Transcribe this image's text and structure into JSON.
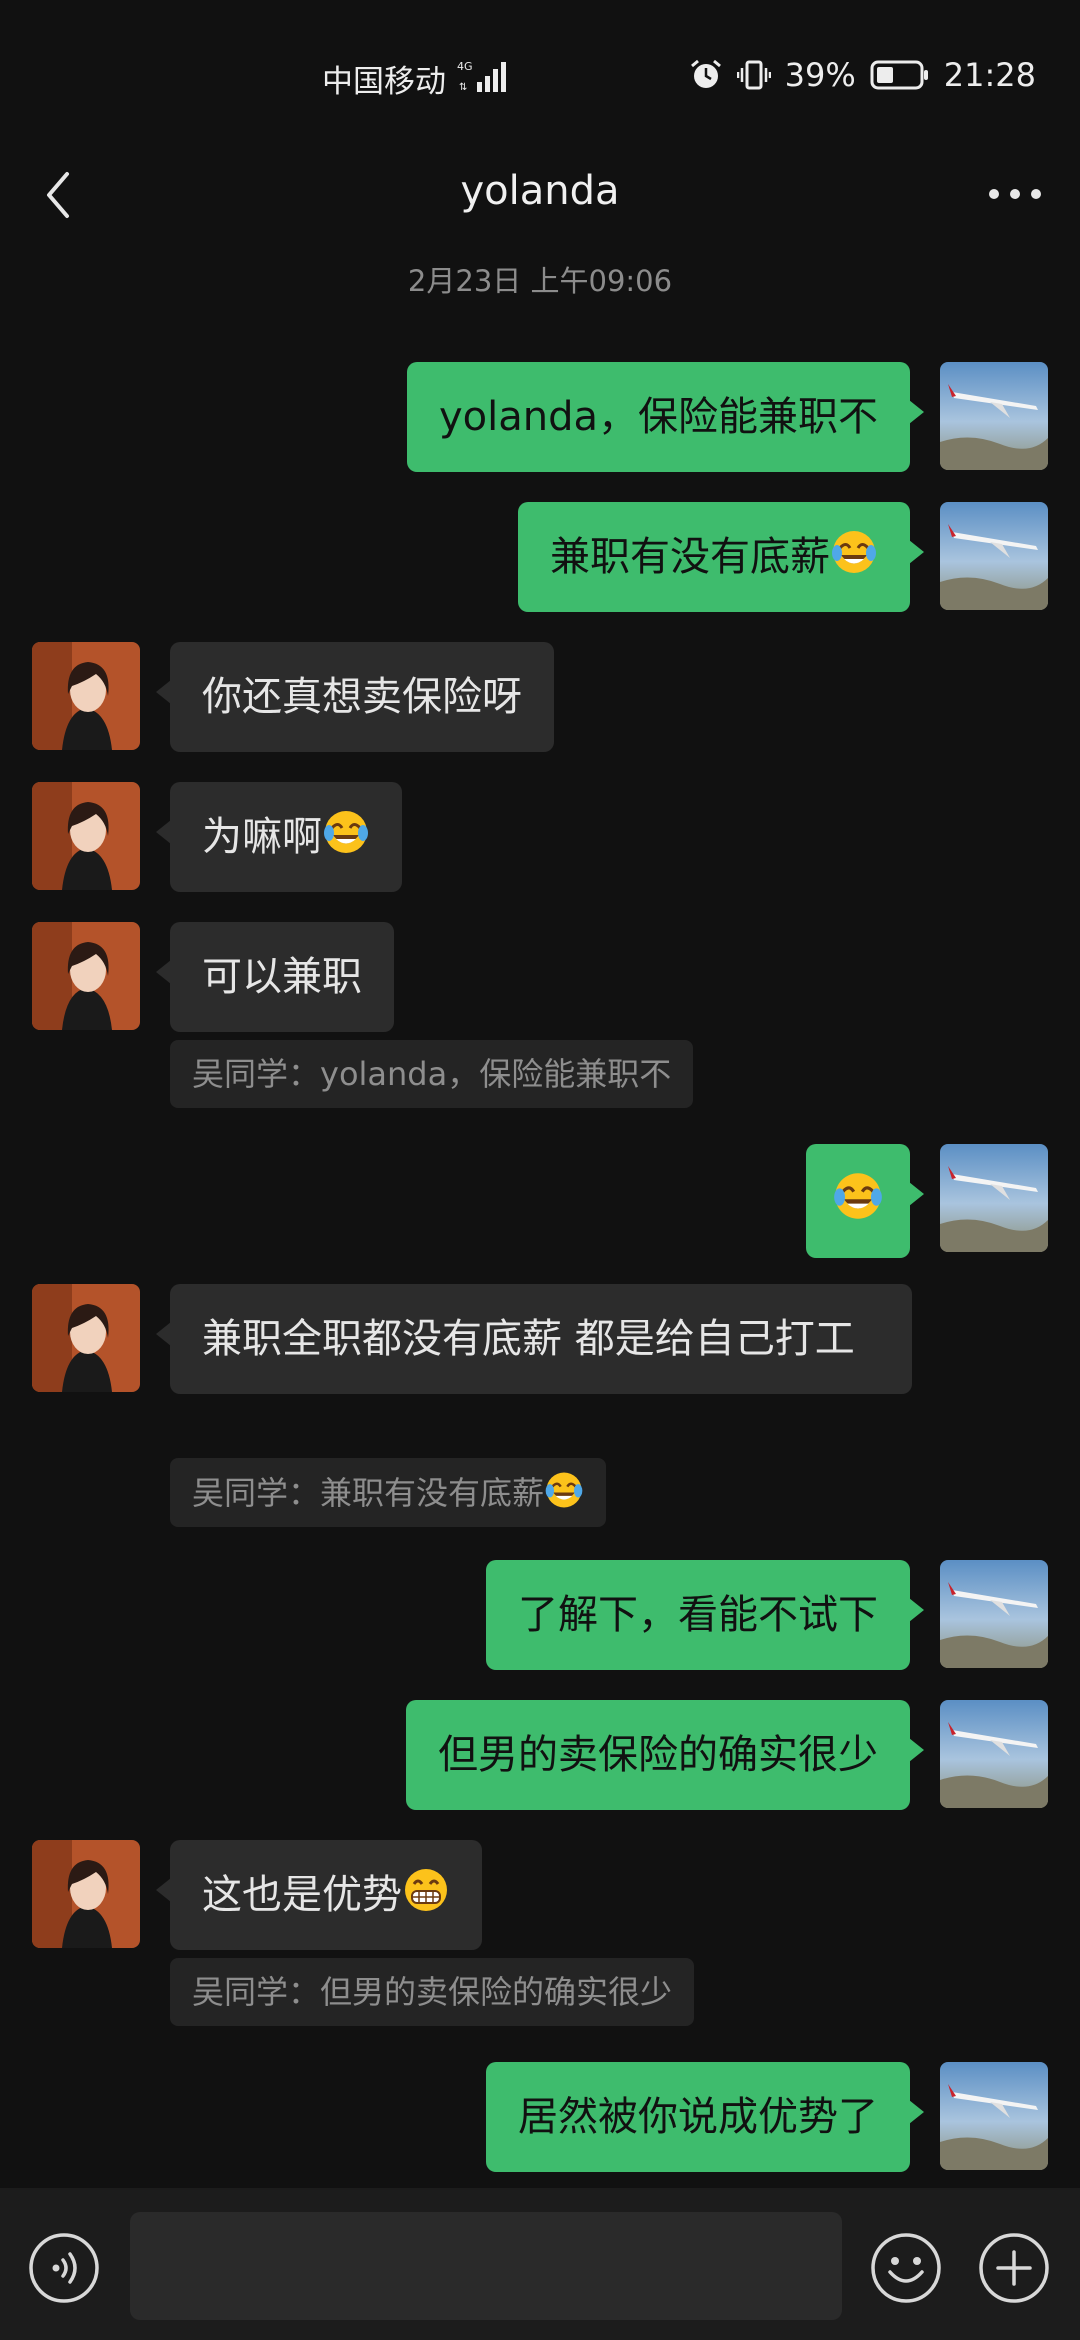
{
  "status_bar": {
    "carrier": "中国移动",
    "network": "4G",
    "battery": "39%",
    "time": "21:28"
  },
  "header": {
    "back_icon": "chevron-left-icon",
    "title": "yolanda",
    "more_icon": "more-dots-icon"
  },
  "timestamp": "2月23日 上午09:06",
  "messages": [
    {
      "side": "out",
      "text": "yolanda，保险能兼职不"
    },
    {
      "side": "out",
      "text": "兼职有没有底薪",
      "emoji": "tears-of-joy"
    },
    {
      "side": "in",
      "text": "你还真想卖保险呀"
    },
    {
      "side": "in",
      "text": "为嘛啊",
      "emoji": "tears-of-joy"
    },
    {
      "side": "in",
      "text": "可以兼职",
      "quote": "吴同学：yolanda，保险能兼职不"
    },
    {
      "side": "out",
      "text": "",
      "emoji": "tears-of-joy"
    },
    {
      "side": "in",
      "text": "兼职全职都没有底薪 都是给自己打工",
      "quote": "吴同学：兼职有没有底薪"
    },
    {
      "side": "out",
      "text": "了解下，看能不试下"
    },
    {
      "side": "out",
      "text": "但男的卖保险的确实很少"
    },
    {
      "side": "in",
      "text": "这也是优势",
      "emoji": "grin",
      "quote": "吴同学：但男的卖保险的确实很少"
    },
    {
      "side": "out",
      "text": "居然被你说成优势了"
    }
  ],
  "quote_emoji": "tears-of-joy",
  "input_bar": {
    "voice_icon": "voice-icon",
    "input_value": "",
    "emoji_icon": "emoji-icon",
    "plus_icon": "plus-icon"
  },
  "colors": {
    "background": "#111111",
    "outgoing_bubble": "#3ebc6d",
    "incoming_bubble": "#2c2c2c"
  }
}
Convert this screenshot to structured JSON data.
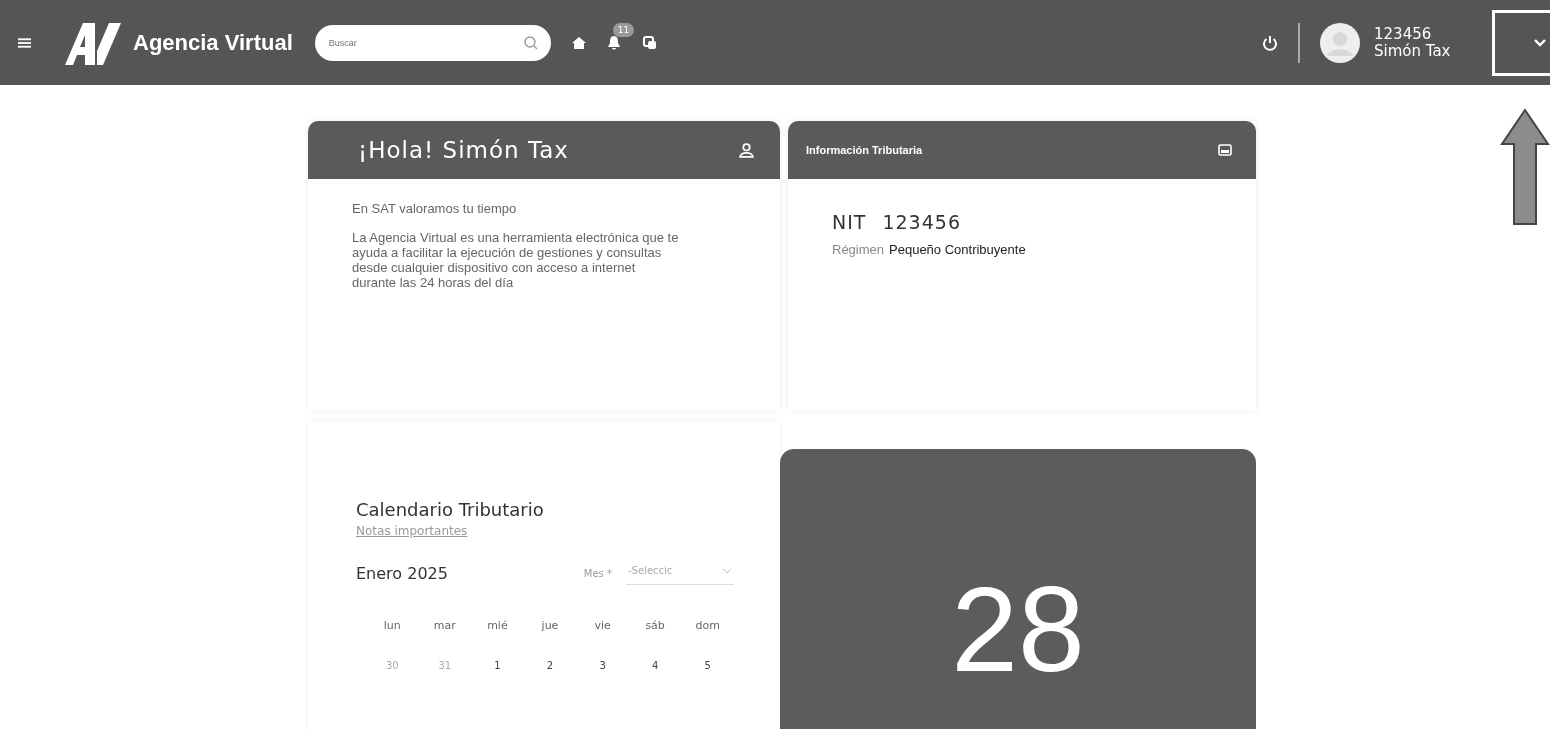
{
  "header": {
    "brand": "Agencia Virtual",
    "search": {
      "placeholder": "Buscar"
    },
    "notification_count": "11",
    "user": {
      "id": "123456",
      "name": "Simón Tax"
    }
  },
  "welcome_card": {
    "title": "¡Hola! Simón Tax",
    "tagline": "En SAT valoramos tu tiempo",
    "description": "La Agencia Virtual es una herramienta electrónica que te ayuda a facilitar la ejecución de gestiones y consultas desde cualquier dispositivo con acceso a internet durante las 24 horas del día"
  },
  "tax_info_card": {
    "title": "Información Tributaria",
    "nit_label": "NIT",
    "nit": "123456",
    "regime_label": "Régimen",
    "regime": "Pequeño Contribuyente"
  },
  "calendar": {
    "title": "Calendario Tributario",
    "notes_link": "Notas importantes",
    "month": "Enero 2025",
    "month_label": "Mes *",
    "month_select": "-Seleccic",
    "weekdays": [
      "lun",
      "mar",
      "mié",
      "jue",
      "vie",
      "sáb",
      "dom"
    ],
    "days": [
      {
        "label": "30",
        "outside": true
      },
      {
        "label": "31",
        "outside": true
      },
      {
        "label": "1",
        "outside": false
      },
      {
        "label": "2",
        "outside": false
      },
      {
        "label": "3",
        "outside": false
      },
      {
        "label": "4",
        "outside": false
      },
      {
        "label": "5",
        "outside": false
      }
    ]
  },
  "date_card": {
    "day": "28"
  }
}
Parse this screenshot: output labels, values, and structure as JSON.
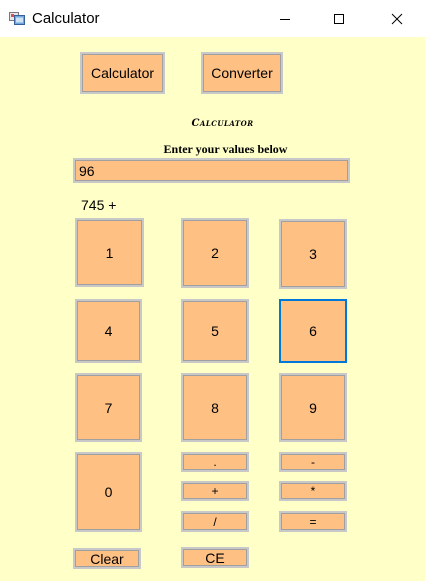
{
  "window": {
    "title": "Calculator"
  },
  "nav": {
    "calculator_label": "Calculator",
    "converter_label": "Converter"
  },
  "calculator": {
    "heading": "Calculator",
    "prompt": "Enter your values below",
    "input_value": "96",
    "expression": "745 +"
  },
  "keys": {
    "k1": "1",
    "k2": "2",
    "k3": "3",
    "k4": "4",
    "k5": "5",
    "k6": "6",
    "k7": "7",
    "k8": "8",
    "k9": "9",
    "k0": "0",
    "dot": ".",
    "minus": "-",
    "plus": "+",
    "multiply": "*",
    "divide": "/",
    "equals": "=",
    "clear": "Clear",
    "ce": "CE"
  },
  "colors": {
    "background": "#ffffc8",
    "button": "#ffc084",
    "focus": "#0078d7"
  }
}
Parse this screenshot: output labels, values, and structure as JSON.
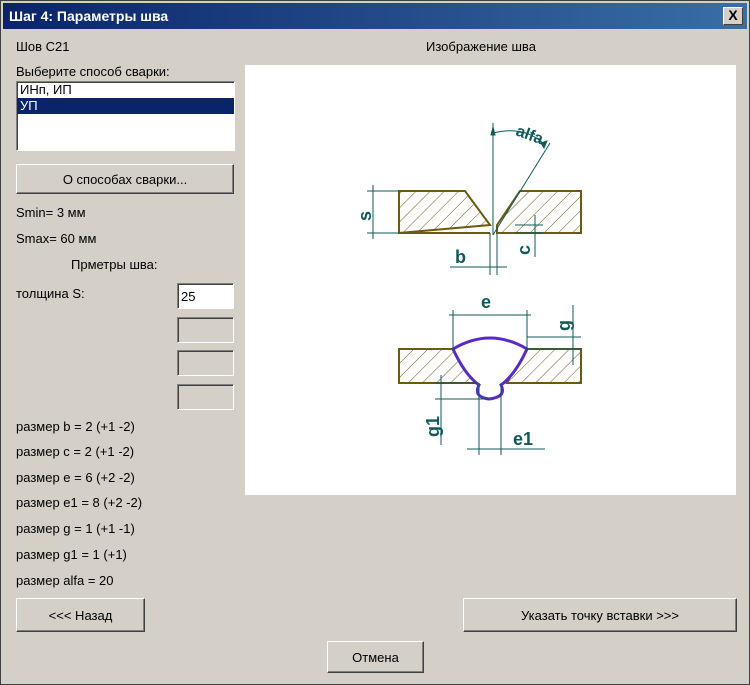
{
  "window": {
    "title": "Шаг 4: Параметры шва",
    "close_symbol": "X"
  },
  "seam_name": "Шов С21",
  "image_caption": "Изображение шва",
  "method_label": "Выберите способ сварки:",
  "methods": [
    "ИНп, ИП",
    "УП"
  ],
  "methods_selected": "УП",
  "about_button": "О способах сварки...",
  "smin": "Smin= 3 мм",
  "smax": "Smax= 60 мм",
  "params_heading": "Прметры шва:",
  "thickness_label": "толщина S:",
  "thickness_value": "25",
  "sizes": [
    "размер b = 2 (+1 -2)",
    "размер c = 2 (+1 -2)",
    "размер e = 6 (+2 -2)",
    "размер e1 = 8 (+2 -2)",
    "размер g = 1 (+1 -1)",
    "размер g1 = 1 (+1)",
    "размер alfa = 20"
  ],
  "buttons": {
    "back": "<<< Назад",
    "insert": "Указать точку вставки >>>",
    "cancel": "Отмена"
  },
  "drawing": {
    "labels": {
      "alfa": "alfa",
      "s": "s",
      "b": "b",
      "c": "c",
      "e": "e",
      "g": "g",
      "g1": "g1",
      "e1": "e1"
    },
    "colors": {
      "dimension": "#0f5a5a",
      "metal": "#6b5a10",
      "weld": "#5a2ac8"
    }
  }
}
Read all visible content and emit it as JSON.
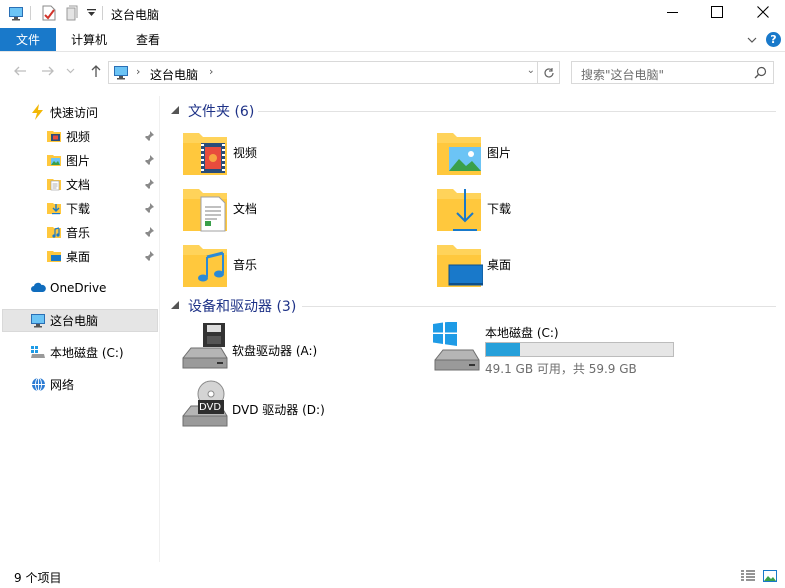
{
  "window": {
    "title": "这台电脑",
    "colors": {
      "accent": "#1979ca",
      "group_header": "#1e3287",
      "bar_fill": "#26a0da",
      "selection": "#e5e5e5"
    }
  },
  "ribbon": {
    "tabs": [
      {
        "label": "文件",
        "active": true
      },
      {
        "label": "计算机"
      },
      {
        "label": "查看"
      }
    ],
    "help": "?"
  },
  "address": {
    "path": [
      "这台电脑"
    ],
    "search_placeholder": "搜索\"这台电脑\""
  },
  "nav": {
    "quick_access": "快速访问",
    "pinned": [
      {
        "label": "视频",
        "icon": "video-folder-icon"
      },
      {
        "label": "图片",
        "icon": "pictures-folder-icon"
      },
      {
        "label": "文档",
        "icon": "documents-folder-icon"
      },
      {
        "label": "下载",
        "icon": "downloads-folder-icon"
      },
      {
        "label": "音乐",
        "icon": "music-folder-icon"
      },
      {
        "label": "桌面",
        "icon": "desktop-folder-icon"
      }
    ],
    "onedrive": "OneDrive",
    "this_pc": "这台电脑",
    "local_disk": "本地磁盘 (C:)",
    "network": "网络"
  },
  "content": {
    "folders_header": "文件夹 (6)",
    "folders": [
      {
        "label": "视频",
        "icon": "video-folder-icon"
      },
      {
        "label": "图片",
        "icon": "pictures-folder-icon"
      },
      {
        "label": "文档",
        "icon": "documents-folder-icon"
      },
      {
        "label": "下载",
        "icon": "downloads-folder-icon"
      },
      {
        "label": "音乐",
        "icon": "music-folder-icon"
      },
      {
        "label": "桌面",
        "icon": "desktop-folder-icon"
      }
    ],
    "devices_header": "设备和驱动器 (3)",
    "floppy": "软盘驱动器 (A:)",
    "local_disk": {
      "name": "本地磁盘 (C:)",
      "free": "49.1 GB 可用，共 59.9 GB",
      "used_fraction": 0.18
    },
    "dvd": "DVD 驱动器 (D:)",
    "dvd_badge": "DVD"
  },
  "status": {
    "item_count": "9 个项目"
  }
}
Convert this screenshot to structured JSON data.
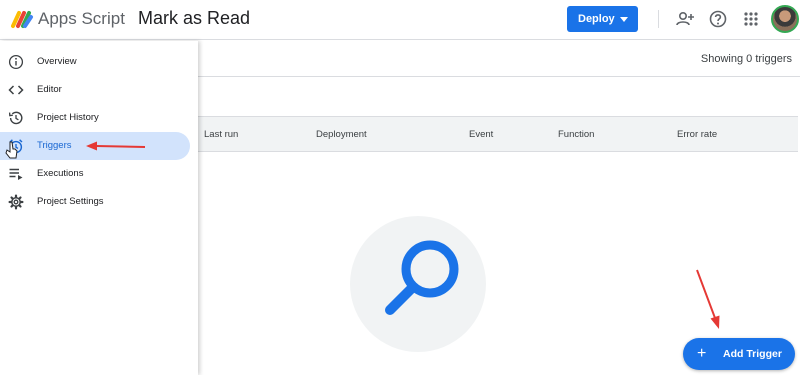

__________

Working from the entries above, return all lines that contain "размер".

    "размер b = 2 (+1 -2)",
    "размер c = 2 (+1 -2)",
    "размер e = 6 (+2 -2)",
    "размер e1 = 8 (+2 -2)",
    "размер g = 1 (+1 -1)",
    "размер g1 = 1 (+1)",
    "размер alfa = 20"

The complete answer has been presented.